STATED GOAL:
Give the data again, word for word.

Data entries:
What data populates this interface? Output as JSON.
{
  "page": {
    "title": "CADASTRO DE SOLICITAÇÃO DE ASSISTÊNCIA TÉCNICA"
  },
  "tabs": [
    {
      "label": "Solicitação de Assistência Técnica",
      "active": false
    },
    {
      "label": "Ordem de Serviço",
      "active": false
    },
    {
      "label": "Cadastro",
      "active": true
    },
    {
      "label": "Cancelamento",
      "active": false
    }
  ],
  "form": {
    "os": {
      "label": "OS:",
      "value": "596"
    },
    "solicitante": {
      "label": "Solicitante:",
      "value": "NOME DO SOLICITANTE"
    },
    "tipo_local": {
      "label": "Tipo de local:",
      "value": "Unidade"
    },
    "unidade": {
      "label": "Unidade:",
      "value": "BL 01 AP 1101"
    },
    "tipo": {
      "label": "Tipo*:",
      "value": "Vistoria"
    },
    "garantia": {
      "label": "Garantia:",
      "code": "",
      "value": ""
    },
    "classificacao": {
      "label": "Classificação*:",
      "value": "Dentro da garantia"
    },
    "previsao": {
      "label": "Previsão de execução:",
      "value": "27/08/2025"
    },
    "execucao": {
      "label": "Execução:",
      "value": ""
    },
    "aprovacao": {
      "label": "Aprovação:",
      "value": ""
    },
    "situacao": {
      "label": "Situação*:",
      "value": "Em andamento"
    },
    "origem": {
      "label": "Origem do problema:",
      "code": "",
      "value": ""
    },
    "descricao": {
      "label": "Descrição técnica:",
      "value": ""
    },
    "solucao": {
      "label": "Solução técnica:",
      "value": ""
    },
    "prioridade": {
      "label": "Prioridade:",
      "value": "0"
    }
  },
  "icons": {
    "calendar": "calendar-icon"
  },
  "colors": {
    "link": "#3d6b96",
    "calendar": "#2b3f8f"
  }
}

ANSWER FOR THIS EXERCISE:
What data populates this interface? Output as JSON.
{
  "page": {
    "title": "CADASTRO DE SOLICITAÇÃO DE ASSISTÊNCIA TÉCNICA"
  },
  "tabs": [
    {
      "label": "Solicitação de Assistência Técnica",
      "active": false
    },
    {
      "label": "Ordem de Serviço",
      "active": false
    },
    {
      "label": "Cadastro",
      "active": true
    },
    {
      "label": "Cancelamento",
      "active": false
    }
  ],
  "form": {
    "os": {
      "label": "OS:",
      "value": "596"
    },
    "solicitante": {
      "label": "Solicitante:",
      "value": "NOME DO SOLICITANTE"
    },
    "tipo_local": {
      "label": "Tipo de local:",
      "value": "Unidade"
    },
    "unidade": {
      "label": "Unidade:",
      "value": "BL 01 AP 1101"
    },
    "tipo": {
      "label": "Tipo*:",
      "value": "Vistoria"
    },
    "garantia": {
      "label": "Garantia:",
      "code": "",
      "value": ""
    },
    "classificacao": {
      "label": "Classificação*:",
      "value": "Dentro da garantia"
    },
    "previsao": {
      "label": "Previsão de execução:",
      "value": "27/08/2025"
    },
    "execucao": {
      "label": "Execução:",
      "value": ""
    },
    "aprovacao": {
      "label": "Aprovação:",
      "value": ""
    },
    "situacao": {
      "label": "Situação*:",
      "value": "Em andamento"
    },
    "origem": {
      "label": "Origem do problema:",
      "code": "",
      "value": ""
    },
    "descricao": {
      "label": "Descrição técnica:",
      "value": ""
    },
    "solucao": {
      "label": "Solução técnica:",
      "value": ""
    },
    "prioridade": {
      "label": "Prioridade:",
      "value": "0"
    }
  },
  "icons": {
    "calendar": "calendar-icon"
  },
  "colors": {
    "link": "#3d6b96",
    "calendar": "#2b3f8f"
  }
}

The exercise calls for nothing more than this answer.